### [Stored items]
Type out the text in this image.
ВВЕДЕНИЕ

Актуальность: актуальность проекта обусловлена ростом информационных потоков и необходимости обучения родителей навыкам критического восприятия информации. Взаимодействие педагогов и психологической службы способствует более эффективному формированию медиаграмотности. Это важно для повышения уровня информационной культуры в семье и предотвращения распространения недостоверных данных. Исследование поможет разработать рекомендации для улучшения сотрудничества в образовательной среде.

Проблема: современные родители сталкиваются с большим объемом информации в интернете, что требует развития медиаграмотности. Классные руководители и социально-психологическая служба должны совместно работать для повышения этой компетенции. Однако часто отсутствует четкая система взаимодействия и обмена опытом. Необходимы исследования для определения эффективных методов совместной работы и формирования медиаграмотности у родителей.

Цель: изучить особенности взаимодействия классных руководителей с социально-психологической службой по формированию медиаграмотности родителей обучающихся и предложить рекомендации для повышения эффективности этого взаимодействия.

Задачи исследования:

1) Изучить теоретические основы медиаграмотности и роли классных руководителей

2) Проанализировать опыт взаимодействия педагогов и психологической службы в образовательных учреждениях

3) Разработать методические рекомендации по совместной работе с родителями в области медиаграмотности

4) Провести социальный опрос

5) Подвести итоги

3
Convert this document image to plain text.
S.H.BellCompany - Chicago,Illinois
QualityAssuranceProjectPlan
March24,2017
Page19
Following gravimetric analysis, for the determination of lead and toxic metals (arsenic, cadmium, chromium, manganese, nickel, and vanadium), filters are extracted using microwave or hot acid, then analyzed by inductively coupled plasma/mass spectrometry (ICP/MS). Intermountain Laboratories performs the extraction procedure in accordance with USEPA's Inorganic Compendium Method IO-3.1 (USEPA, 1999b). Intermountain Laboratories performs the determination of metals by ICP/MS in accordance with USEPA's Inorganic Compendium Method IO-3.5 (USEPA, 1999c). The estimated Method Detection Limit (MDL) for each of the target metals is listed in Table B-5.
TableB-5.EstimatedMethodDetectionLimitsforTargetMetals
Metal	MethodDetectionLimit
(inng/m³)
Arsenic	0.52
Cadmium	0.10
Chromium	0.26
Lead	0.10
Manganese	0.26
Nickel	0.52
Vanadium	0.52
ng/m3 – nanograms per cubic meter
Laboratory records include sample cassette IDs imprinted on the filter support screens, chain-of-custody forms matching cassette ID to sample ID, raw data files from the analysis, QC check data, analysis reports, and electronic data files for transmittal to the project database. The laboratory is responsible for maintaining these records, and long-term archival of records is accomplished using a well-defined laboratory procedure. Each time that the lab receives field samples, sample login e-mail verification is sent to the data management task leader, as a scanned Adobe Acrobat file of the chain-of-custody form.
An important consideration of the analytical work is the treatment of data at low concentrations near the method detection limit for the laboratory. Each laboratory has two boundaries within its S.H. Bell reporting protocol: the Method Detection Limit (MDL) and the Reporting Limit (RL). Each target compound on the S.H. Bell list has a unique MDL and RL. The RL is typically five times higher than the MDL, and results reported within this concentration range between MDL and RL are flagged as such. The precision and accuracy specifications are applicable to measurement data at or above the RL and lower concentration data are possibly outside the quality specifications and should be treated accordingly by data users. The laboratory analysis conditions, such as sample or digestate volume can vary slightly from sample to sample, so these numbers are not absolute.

### [Task to carry out]
Report all lines of the data above that include the string "совместной".

### [Answer in full]
Проблема: современные родители сталкиваются с большим объемом информации в интернете, что требует развития медиаграмотности. Классные руководители и социально-психологическая служба должны совместно работать для повышения этой компетенции. Однако часто отсутствует четкая система взаимодействия и обмена опытом. Необходимы исследования для определения эффективных методов совместной работы и формирования медиаграмотности у родителей.
3) Разработать методические рекомендации по совместной работе с родителями в области медиаграмотности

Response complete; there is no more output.